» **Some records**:
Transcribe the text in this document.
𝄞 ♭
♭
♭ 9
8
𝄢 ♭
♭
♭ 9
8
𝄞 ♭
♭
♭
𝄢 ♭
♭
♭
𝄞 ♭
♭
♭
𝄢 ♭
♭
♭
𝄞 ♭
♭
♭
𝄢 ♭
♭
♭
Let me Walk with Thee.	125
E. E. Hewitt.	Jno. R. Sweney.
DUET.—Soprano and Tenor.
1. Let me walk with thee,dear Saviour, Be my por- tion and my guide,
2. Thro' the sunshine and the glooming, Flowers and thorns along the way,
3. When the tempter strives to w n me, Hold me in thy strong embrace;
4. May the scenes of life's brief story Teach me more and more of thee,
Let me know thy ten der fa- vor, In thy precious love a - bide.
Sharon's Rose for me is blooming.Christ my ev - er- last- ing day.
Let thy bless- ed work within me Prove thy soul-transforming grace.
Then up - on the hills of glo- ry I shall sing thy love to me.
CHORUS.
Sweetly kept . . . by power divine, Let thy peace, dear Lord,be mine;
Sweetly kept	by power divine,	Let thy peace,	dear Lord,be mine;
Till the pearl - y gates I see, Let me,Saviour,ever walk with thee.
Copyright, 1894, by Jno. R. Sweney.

» **Problem details**: Make an exact copy of every entry.

» **Answer to this task**:
Transcribe the text in this document.
𝄞 ♭
♭
♭ 9
8
𝄢 ♭
♭
♭ 9
8
𝄞 ♭
♭
♭
𝄢 ♭
♭
♭
𝄞 ♭
♭
♭
𝄢 ♭
♭
♭
𝄞 ♭
♭
♭
𝄢 ♭
♭
♭
Let me Walk with Thee.	125
E. E. Hewitt.	Jno. R. Sweney.
DUET.—Soprano and Tenor.
1. Let me walk with thee,dear Saviour, Be my por- tion and my guide,
2. Thro' the sunshine and the glooming, Flowers and thorns along the way,
3. When the tempter strives to w n me, Hold me in thy strong embrace;
4. May the scenes of life's brief story Teach me more and more of thee,
Let me know thy ten der fa- vor, In thy precious love a - bide.
Sharon's Rose for me is blooming.Christ my ev - er- last- ing day.
Let thy bless- ed work within me Prove thy soul-transforming grace.
Then up - on the hills of glo- ry I shall sing thy love to me.
CHORUS.
Sweetly kept . . . by power divine, Let thy peace, dear Lord,be mine;
Sweetly kept	by power divine,	Let thy peace,	dear Lord,be mine;
Till the pearl - y gates I see, Let me,Saviour,ever walk with thee.
Copyright, 1894, by Jno. R. Sweney.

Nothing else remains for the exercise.